Go through the material and write it all out exactly, minus the pictures.
◆ ◆ ◆ ◆
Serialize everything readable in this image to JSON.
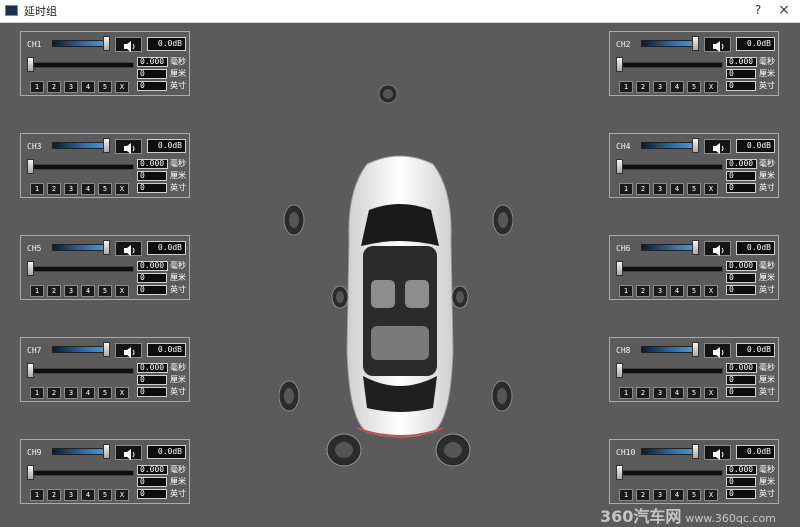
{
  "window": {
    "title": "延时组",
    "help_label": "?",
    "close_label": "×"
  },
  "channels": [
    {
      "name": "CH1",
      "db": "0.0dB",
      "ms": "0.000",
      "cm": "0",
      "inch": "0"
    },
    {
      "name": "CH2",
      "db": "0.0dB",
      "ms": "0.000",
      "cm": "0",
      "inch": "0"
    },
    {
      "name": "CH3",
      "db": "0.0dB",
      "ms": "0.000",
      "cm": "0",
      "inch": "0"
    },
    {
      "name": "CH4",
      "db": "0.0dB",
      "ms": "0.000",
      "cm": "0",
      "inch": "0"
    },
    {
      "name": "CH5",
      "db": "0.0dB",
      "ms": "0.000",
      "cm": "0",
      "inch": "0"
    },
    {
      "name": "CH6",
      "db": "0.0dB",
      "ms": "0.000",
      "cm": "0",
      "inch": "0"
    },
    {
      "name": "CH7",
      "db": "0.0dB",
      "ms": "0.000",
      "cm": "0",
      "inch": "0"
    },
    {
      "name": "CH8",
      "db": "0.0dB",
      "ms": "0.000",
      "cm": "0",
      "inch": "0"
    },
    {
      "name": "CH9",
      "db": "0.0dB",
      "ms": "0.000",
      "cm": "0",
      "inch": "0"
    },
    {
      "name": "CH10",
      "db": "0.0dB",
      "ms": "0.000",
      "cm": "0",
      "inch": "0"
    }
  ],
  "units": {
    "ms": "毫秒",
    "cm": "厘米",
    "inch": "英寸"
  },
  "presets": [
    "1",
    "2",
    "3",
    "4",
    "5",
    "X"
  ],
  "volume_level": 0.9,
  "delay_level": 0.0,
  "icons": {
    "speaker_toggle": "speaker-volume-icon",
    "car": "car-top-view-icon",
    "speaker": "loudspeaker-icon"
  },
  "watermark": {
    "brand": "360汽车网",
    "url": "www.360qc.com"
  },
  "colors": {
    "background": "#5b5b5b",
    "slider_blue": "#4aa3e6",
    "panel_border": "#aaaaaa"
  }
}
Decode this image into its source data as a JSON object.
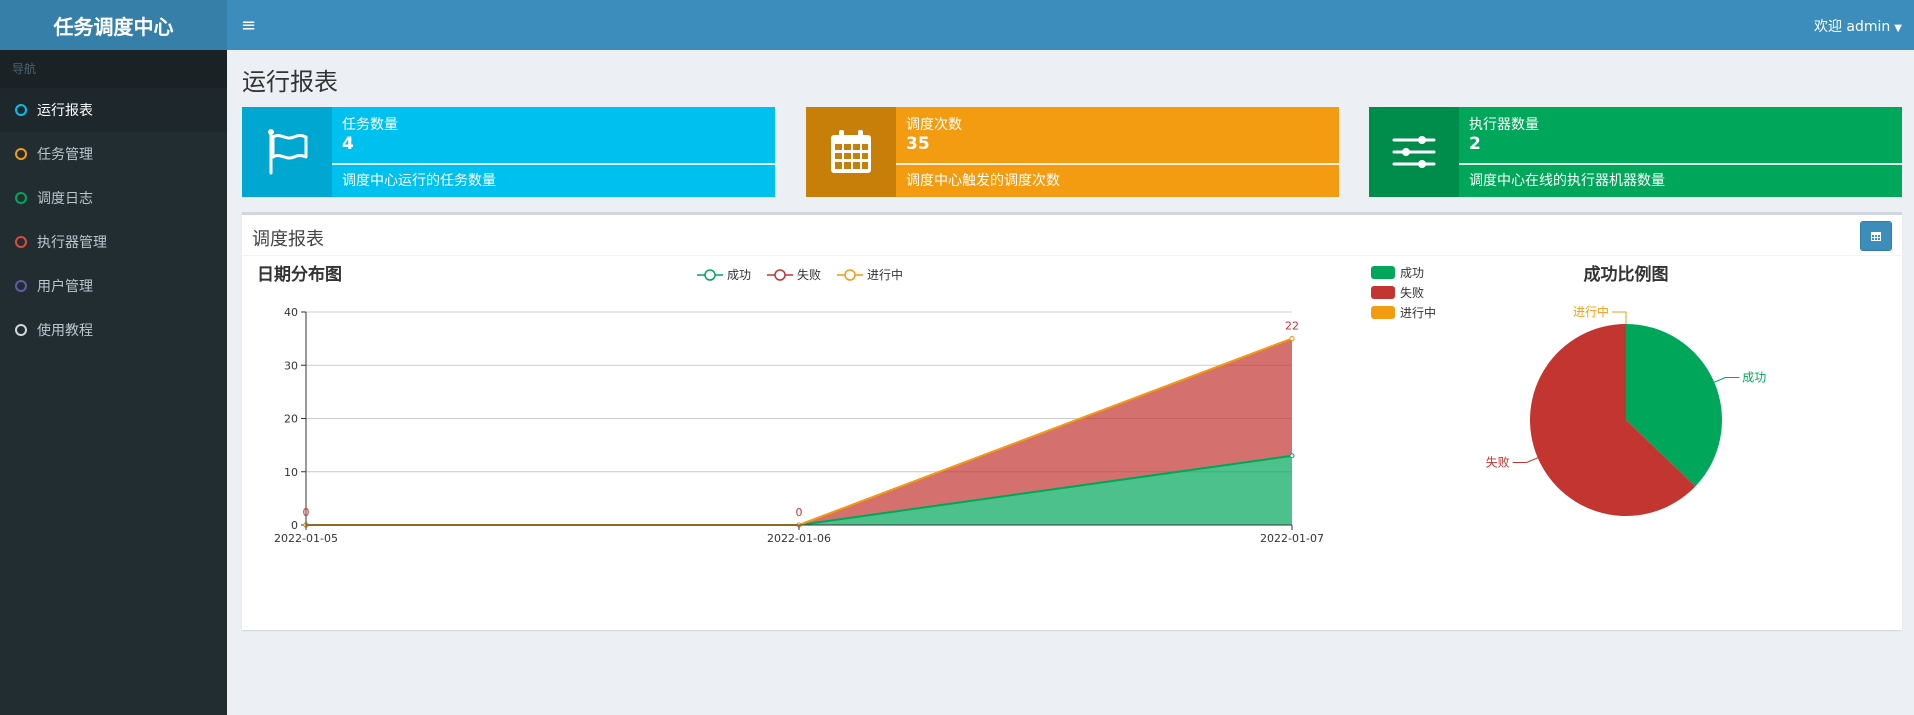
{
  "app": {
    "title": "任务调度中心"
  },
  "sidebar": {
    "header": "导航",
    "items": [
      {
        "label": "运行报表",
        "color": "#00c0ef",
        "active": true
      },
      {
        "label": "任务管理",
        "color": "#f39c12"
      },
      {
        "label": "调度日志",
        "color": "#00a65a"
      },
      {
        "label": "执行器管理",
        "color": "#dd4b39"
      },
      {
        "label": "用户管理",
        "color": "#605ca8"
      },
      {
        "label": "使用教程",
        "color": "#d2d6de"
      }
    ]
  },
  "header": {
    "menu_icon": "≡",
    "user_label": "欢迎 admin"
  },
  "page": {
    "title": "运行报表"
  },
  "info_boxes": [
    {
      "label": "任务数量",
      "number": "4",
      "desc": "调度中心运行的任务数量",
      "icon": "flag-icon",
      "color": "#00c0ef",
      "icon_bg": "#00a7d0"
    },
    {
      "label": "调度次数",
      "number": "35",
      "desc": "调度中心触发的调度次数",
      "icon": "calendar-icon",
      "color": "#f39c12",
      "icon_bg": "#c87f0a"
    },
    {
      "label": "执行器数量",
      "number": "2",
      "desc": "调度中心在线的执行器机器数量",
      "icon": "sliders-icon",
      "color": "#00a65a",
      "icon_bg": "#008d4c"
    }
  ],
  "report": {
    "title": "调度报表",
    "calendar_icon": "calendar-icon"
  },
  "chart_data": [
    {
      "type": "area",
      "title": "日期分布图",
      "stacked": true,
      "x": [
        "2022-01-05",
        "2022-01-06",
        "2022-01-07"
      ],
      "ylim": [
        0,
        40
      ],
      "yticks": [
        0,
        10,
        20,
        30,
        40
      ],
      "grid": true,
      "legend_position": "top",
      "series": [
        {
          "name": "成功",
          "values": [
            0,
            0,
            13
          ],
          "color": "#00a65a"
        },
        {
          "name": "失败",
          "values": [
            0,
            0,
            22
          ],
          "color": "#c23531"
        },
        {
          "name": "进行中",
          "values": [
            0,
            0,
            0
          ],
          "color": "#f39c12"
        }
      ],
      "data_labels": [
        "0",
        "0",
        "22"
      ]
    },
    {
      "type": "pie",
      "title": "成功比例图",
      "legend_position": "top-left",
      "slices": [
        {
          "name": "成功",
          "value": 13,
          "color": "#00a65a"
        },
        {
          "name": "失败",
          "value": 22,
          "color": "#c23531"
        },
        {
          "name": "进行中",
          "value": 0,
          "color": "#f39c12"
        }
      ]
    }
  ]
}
◆ ◆ ◆ ◆
FINISHED TASK:
Serialize everything readable in this image to JSON.
{
  "window": {
    "title": "延时组",
    "help_label": "?",
    "close_label": "×"
  },
  "channels": [
    {
      "name": "CH1",
      "db": "0.0dB",
      "ms": "0.000",
      "cm": "0",
      "inch": "0"
    },
    {
      "name": "CH2",
      "db": "0.0dB",
      "ms": "0.000",
      "cm": "0",
      "inch": "0"
    },
    {
      "name": "CH3",
      "db": "0.0dB",
      "ms": "0.000",
      "cm": "0",
      "inch": "0"
    },
    {
      "name": "CH4",
      "db": "0.0dB",
      "ms": "0.000",
      "cm": "0",
      "inch": "0"
    },
    {
      "name": "CH5",
      "db": "0.0dB",
      "ms": "0.000",
      "cm": "0",
      "inch": "0"
    },
    {
      "name": "CH6",
      "db": "0.0dB",
      "ms": "0.000",
      "cm": "0",
      "inch": "0"
    },
    {
      "name": "CH7",
      "db": "0.0dB",
      "ms": "0.000",
      "cm": "0",
      "inch": "0"
    },
    {
      "name": "CH8",
      "db": "0.0dB",
      "ms": "0.000",
      "cm": "0",
      "inch": "0"
    },
    {
      "name": "CH9",
      "db": "0.0dB",
      "ms": "0.000",
      "cm": "0",
      "inch": "0"
    },
    {
      "name": "CH10",
      "db": "0.0dB",
      "ms": "0.000",
      "cm": "0",
      "inch": "0"
    }
  ],
  "units": {
    "ms": "毫秒",
    "cm": "厘米",
    "inch": "英寸"
  },
  "presets": [
    "1",
    "2",
    "3",
    "4",
    "5",
    "X"
  ],
  "volume_level": 0.9,
  "delay_level": 0.0,
  "icons": {
    "speaker_toggle": "speaker-volume-icon",
    "car": "car-top-view-icon",
    "speaker": "loudspeaker-icon"
  },
  "watermark": {
    "brand": "360汽车网",
    "url": "www.360qc.com"
  },
  "colors": {
    "background": "#5b5b5b",
    "slider_blue": "#4aa3e6",
    "panel_border": "#aaaaaa"
  }
}
Decode this image into its source data as a JSON object.
{
  "app": {
    "title": "任务调度中心"
  },
  "sidebar": {
    "header": "导航",
    "items": [
      {
        "label": "运行报表",
        "color": "#00c0ef",
        "active": true
      },
      {
        "label": "任务管理",
        "color": "#f39c12"
      },
      {
        "label": "调度日志",
        "color": "#00a65a"
      },
      {
        "label": "执行器管理",
        "color": "#dd4b39"
      },
      {
        "label": "用户管理",
        "color": "#605ca8"
      },
      {
        "label": "使用教程",
        "color": "#d2d6de"
      }
    ]
  },
  "header": {
    "menu_icon": "≡",
    "user_label": "欢迎 admin"
  },
  "page": {
    "title": "运行报表"
  },
  "info_boxes": [
    {
      "label": "任务数量",
      "number": "4",
      "desc": "调度中心运行的任务数量",
      "icon": "flag-icon",
      "color": "#00c0ef",
      "icon_bg": "#00a7d0"
    },
    {
      "label": "调度次数",
      "number": "35",
      "desc": "调度中心触发的调度次数",
      "icon": "calendar-icon",
      "color": "#f39c12",
      "icon_bg": "#c87f0a"
    },
    {
      "label": "执行器数量",
      "number": "2",
      "desc": "调度中心在线的执行器机器数量",
      "icon": "sliders-icon",
      "color": "#00a65a",
      "icon_bg": "#008d4c"
    }
  ],
  "report": {
    "title": "调度报表",
    "calendar_icon": "calendar-icon"
  },
  "chart_data": [
    {
      "type": "area",
      "title": "日期分布图",
      "stacked": true,
      "x": [
        "2022-01-05",
        "2022-01-06",
        "2022-01-07"
      ],
      "ylim": [
        0,
        40
      ],
      "yticks": [
        0,
        10,
        20,
        30,
        40
      ],
      "grid": true,
      "legend_position": "top",
      "series": [
        {
          "name": "成功",
          "values": [
            0,
            0,
            13
          ],
          "color": "#00a65a"
        },
        {
          "name": "失败",
          "values": [
            0,
            0,
            22
          ],
          "color": "#c23531"
        },
        {
          "name": "进行中",
          "values": [
            0,
            0,
            0
          ],
          "color": "#f39c12"
        }
      ],
      "data_labels": [
        "0",
        "0",
        "22"
      ]
    },
    {
      "type": "pie",
      "title": "成功比例图",
      "legend_position": "top-left",
      "slices": [
        {
          "name": "成功",
          "value": 13,
          "color": "#00a65a"
        },
        {
          "name": "失败",
          "value": 22,
          "color": "#c23531"
        },
        {
          "name": "进行中",
          "value": 0,
          "color": "#f39c12"
        }
      ]
    }
  ]
}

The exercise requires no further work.